ЗАДАНИЕ 1:
Перепишите слово в слово фрагмент текста о глобальной конкуренции: отрезок от слов «Данные тревожные симптомы» до слов «(для слабых) характера.» включительно.
ЗАДАНИЕ 2:
Допишите следующую часть текста о глобальной конкуренции, начав сразу после его последнего предложения.

СТРАНИЦА:
========================================
Данные тревожные симптомы проявлялись на подъеме мировой экономики. В ближайшие годы ухудшения мировой конъюнктуры следует ожидать ужесточения глобальной конкуренции и приобретения ей более разрушительного (для слабых) характера.
В свете этого прогнозы двукратного роста мирового потребления энергоресурсов к 2020 году (и, соответственно, угрозы их дефицита) - признак не столько самого этого роста, сколько высокой вероятности разрушения экономик стран Юго-Восточной Азии, на долю которых приходится основная доля прироста энергопотребления, их стратегическими более развитыми конкурентами .
Общее следствие ужесточения конкуренции - сужение возможности более слабых участников. Любое менее эффективное производство будет уничтожаться и утрачиваться; соответственно, в конкуренции смогут участвовать обладатели либо наивысшей эффективности производства , либо уникальных преимуществ (в первую очередь ресурсов).
На глобальных рынках подобное ужесточение конкуренции означало бы физическое устранение большей половины человечества как занятого в заведомо неэффективных производствах. Заведомая нереальность столь значимой катастрофы живого организма, каким является человечество, заставляет предположить, что выход будет найден. Его наиболее вероятное направление - переход от глобализации к регионализации, то есть от формирования единого общемирового рынка к созданию системы региональных рынков, разделенных не столько естественными, сколько политико-административными границами. В их рамках в силу снижения остроты конкуренции смогут не только существовать, но и развиваться относительно менее эффективные общества.
Переход к регионализации будет длительным и сложным. Кроме того, чем слабее будут общества того или иного региона, тем более проницаемыми будут его экономические границы для глобальной конкуренции, - и тем менее эффективной будет регионализация.
Другое направление ужесточения глобальной конкуренции - дополнение конкуренции на рынках сбыта более жесткой конкуренцией на рынках ресурсов. Наша страна столкнулась с ней, когда обнаружила, что способность производить лучшие в мире, например, военные самолеты не значит ничего без способности обеспечить для соответствующих производств необходимые людские, финансовые и материальные ресурсы, стремительно перетекающие в иные сферы производства.
========================================
ИСХОДНЫЕ ДАННЫЕ:
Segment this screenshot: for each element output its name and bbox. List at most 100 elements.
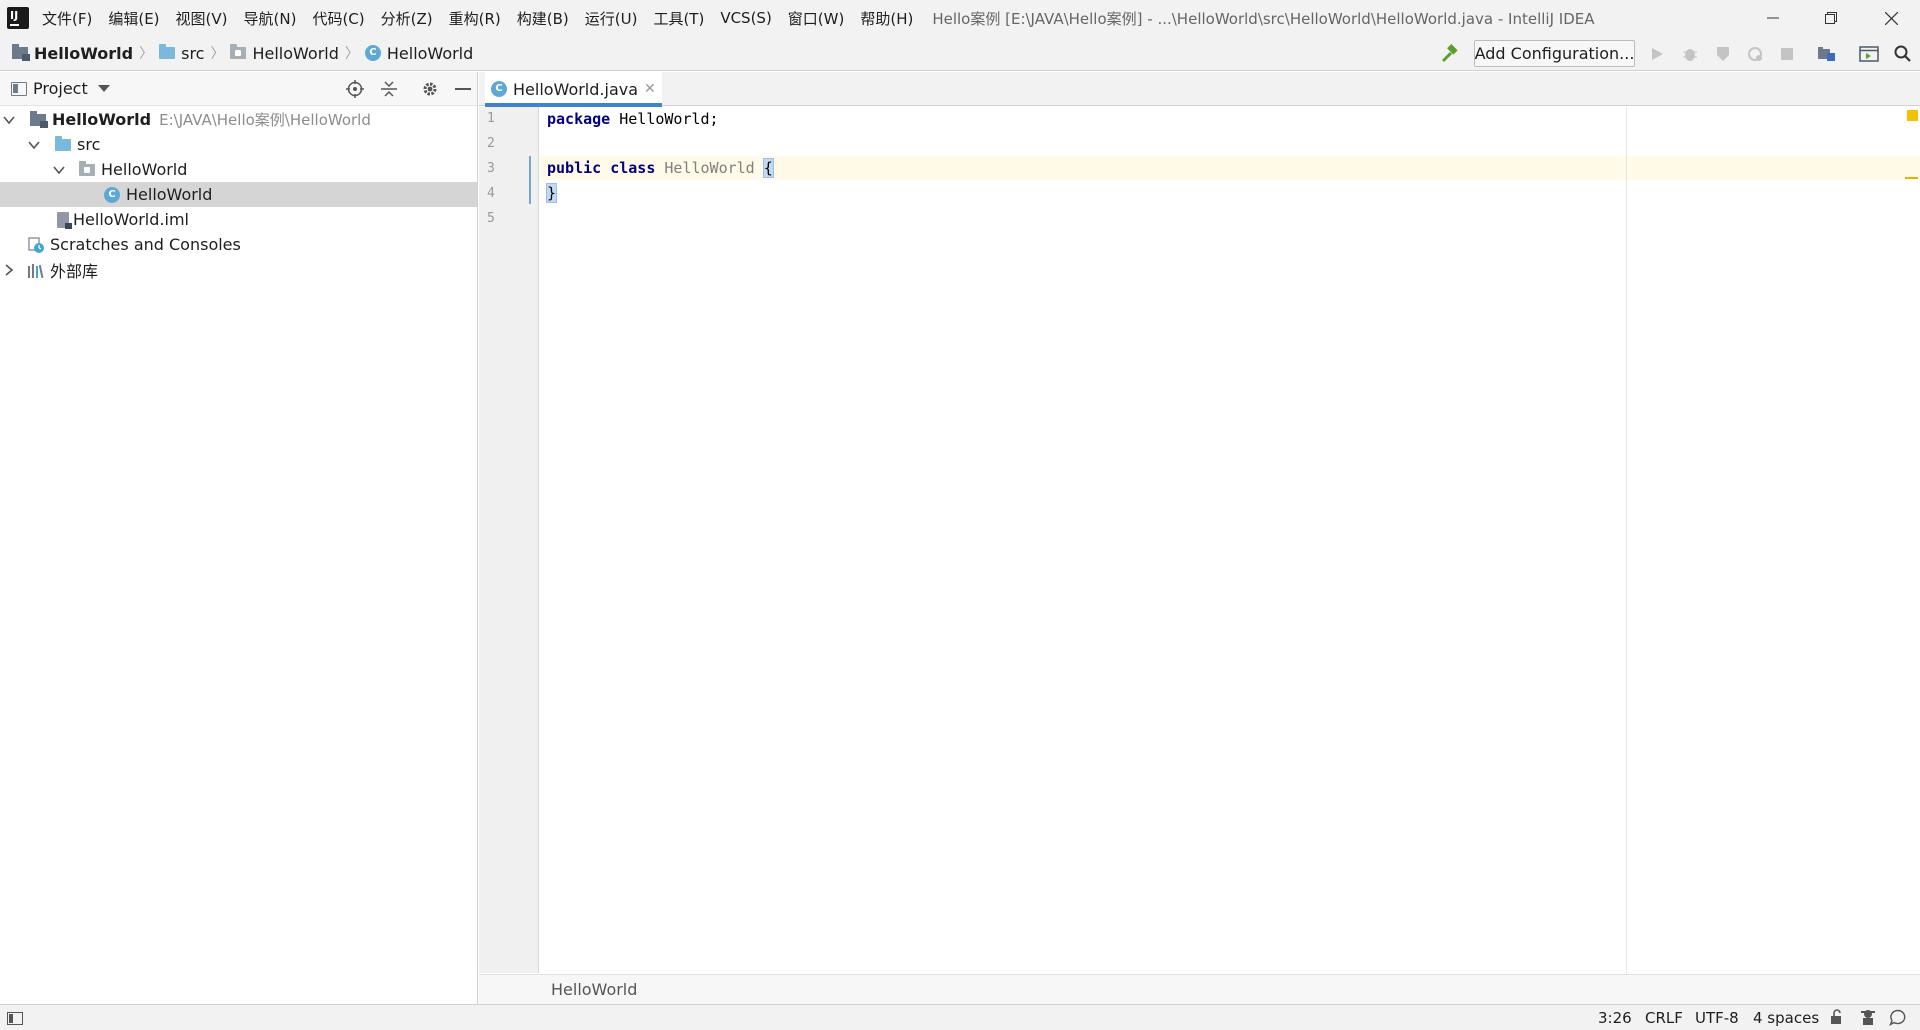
========================================
ОТВЕТ 1:
Данные тревожные симптомы проявлялись на подъеме мировой экономики. В ближайшие годы ухудшения мировой конъюнктуры следует ожидать ужесточения глобальной конкуренции и приобретения ей более разрушительного (для слабых) характера.

ОТВЕТ 2:
Выяснилось, например, что без серьезных усилий со стороны государства произвести из отличного металла просто хорошую машину невозможно: этот способ использования металла относительно менее эффективен, чем используемый конкурирующими производствами – и, значит, металл достанется им. То же и с финансами , и с технологиями, и с рабочей силой (включая управленцев и интеллектуалов).
Россия все еще располагает двумя уникальными преимуществами: пространством, позволяющим обеспечить необходимую мировой торговле трансъевразийскую железнодорожную магистраль, и минеральными ресурсами, являющимися последней на нашей планете нетронутой природной кладовой. Общее ужесточение конкуренции за ресурсы развития означает, что нашему обществу уже в ближайшее время предстоит доказывать по меньшей мере основным участникам глобальной конкуренции, если не свою способность использовать эти ресурсы, то хотя бы свою возможность ими владеть.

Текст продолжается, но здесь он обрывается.